Goal: Check every line of the data below for the string "Adresse", and copy the ones that hold it.

Information supplied:
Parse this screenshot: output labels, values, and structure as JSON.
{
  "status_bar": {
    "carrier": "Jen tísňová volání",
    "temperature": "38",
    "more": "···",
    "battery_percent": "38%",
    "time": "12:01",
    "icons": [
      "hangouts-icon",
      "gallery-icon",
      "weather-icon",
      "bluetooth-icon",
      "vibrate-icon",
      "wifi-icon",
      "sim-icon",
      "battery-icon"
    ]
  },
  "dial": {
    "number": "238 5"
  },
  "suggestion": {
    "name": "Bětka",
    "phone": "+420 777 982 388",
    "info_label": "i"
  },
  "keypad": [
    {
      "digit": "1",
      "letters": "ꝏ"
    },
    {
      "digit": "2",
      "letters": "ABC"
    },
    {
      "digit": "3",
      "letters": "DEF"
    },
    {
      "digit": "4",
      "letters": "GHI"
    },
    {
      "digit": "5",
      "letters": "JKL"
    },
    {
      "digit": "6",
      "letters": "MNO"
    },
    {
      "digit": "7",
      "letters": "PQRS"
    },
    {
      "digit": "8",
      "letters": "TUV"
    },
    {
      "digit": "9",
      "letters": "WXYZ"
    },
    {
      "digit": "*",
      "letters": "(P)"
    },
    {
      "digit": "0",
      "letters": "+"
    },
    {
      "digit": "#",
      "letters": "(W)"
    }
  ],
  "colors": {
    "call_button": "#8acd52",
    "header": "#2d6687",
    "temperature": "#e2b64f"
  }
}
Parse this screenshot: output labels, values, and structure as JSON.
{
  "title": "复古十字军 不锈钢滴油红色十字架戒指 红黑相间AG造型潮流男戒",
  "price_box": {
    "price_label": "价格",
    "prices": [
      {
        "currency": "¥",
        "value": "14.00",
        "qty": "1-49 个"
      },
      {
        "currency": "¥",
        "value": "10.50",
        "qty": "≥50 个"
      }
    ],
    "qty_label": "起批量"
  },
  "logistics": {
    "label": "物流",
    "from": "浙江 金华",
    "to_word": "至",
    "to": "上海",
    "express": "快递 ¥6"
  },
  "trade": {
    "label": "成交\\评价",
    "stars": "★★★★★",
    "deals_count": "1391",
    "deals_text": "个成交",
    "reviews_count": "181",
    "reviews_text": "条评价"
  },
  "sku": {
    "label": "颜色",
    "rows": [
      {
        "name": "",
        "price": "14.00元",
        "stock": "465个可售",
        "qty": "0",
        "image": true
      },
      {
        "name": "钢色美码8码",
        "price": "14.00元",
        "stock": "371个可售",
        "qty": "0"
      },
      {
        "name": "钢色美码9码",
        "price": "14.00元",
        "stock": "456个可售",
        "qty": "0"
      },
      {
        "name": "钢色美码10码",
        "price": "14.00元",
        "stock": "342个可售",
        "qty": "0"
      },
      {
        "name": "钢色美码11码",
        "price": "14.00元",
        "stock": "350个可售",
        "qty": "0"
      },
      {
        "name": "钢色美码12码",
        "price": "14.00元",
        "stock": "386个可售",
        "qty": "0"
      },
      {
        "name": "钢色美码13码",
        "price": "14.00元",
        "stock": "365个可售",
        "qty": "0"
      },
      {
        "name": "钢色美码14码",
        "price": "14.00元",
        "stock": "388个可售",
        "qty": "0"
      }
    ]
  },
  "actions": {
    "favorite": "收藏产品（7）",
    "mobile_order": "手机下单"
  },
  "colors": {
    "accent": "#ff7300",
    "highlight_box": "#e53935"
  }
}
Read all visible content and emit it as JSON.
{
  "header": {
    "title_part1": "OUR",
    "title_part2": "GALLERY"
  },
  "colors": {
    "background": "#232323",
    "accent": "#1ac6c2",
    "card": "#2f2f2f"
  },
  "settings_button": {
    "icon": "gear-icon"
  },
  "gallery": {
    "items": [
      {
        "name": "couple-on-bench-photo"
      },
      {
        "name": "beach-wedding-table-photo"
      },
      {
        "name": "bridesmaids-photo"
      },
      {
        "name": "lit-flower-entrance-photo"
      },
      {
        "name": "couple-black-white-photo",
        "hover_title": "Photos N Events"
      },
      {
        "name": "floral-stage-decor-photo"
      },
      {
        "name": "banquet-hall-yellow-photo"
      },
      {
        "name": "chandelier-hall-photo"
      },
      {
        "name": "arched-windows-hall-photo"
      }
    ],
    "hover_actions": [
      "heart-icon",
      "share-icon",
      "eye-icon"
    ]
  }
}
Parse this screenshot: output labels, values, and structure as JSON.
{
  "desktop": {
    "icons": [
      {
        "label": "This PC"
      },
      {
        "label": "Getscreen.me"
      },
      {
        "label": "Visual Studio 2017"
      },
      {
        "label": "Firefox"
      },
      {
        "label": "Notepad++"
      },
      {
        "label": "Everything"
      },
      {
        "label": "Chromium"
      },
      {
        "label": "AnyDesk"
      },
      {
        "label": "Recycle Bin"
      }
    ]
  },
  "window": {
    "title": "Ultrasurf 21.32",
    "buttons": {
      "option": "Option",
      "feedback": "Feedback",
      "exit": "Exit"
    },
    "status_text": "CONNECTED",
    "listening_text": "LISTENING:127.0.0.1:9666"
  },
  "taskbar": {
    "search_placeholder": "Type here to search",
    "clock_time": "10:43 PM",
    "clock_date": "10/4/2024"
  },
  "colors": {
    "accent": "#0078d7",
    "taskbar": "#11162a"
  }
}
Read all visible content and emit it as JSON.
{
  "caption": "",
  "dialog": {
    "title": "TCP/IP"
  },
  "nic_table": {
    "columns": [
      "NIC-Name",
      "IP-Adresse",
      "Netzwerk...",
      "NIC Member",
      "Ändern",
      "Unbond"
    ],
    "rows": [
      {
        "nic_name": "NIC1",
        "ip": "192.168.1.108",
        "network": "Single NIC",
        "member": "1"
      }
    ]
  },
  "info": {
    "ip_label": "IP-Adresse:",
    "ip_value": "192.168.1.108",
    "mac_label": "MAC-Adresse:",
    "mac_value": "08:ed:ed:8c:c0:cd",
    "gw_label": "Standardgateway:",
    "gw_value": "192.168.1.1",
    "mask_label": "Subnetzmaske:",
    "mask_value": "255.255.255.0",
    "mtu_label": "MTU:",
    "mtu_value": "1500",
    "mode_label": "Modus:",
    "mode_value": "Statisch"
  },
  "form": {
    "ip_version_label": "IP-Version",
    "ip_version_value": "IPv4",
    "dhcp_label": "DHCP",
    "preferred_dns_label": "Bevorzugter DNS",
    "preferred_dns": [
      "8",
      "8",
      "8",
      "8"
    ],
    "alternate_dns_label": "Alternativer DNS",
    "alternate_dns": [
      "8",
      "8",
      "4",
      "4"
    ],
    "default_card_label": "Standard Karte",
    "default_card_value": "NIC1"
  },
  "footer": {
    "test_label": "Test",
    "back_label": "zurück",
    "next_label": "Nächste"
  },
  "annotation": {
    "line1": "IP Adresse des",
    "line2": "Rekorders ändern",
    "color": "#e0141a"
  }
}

Written answer:
      "IP-Adresse",
    "ip_label": "IP-Adresse:",
    "mac_label": "MAC-Adresse:",
    "line1": "IP Adresse des",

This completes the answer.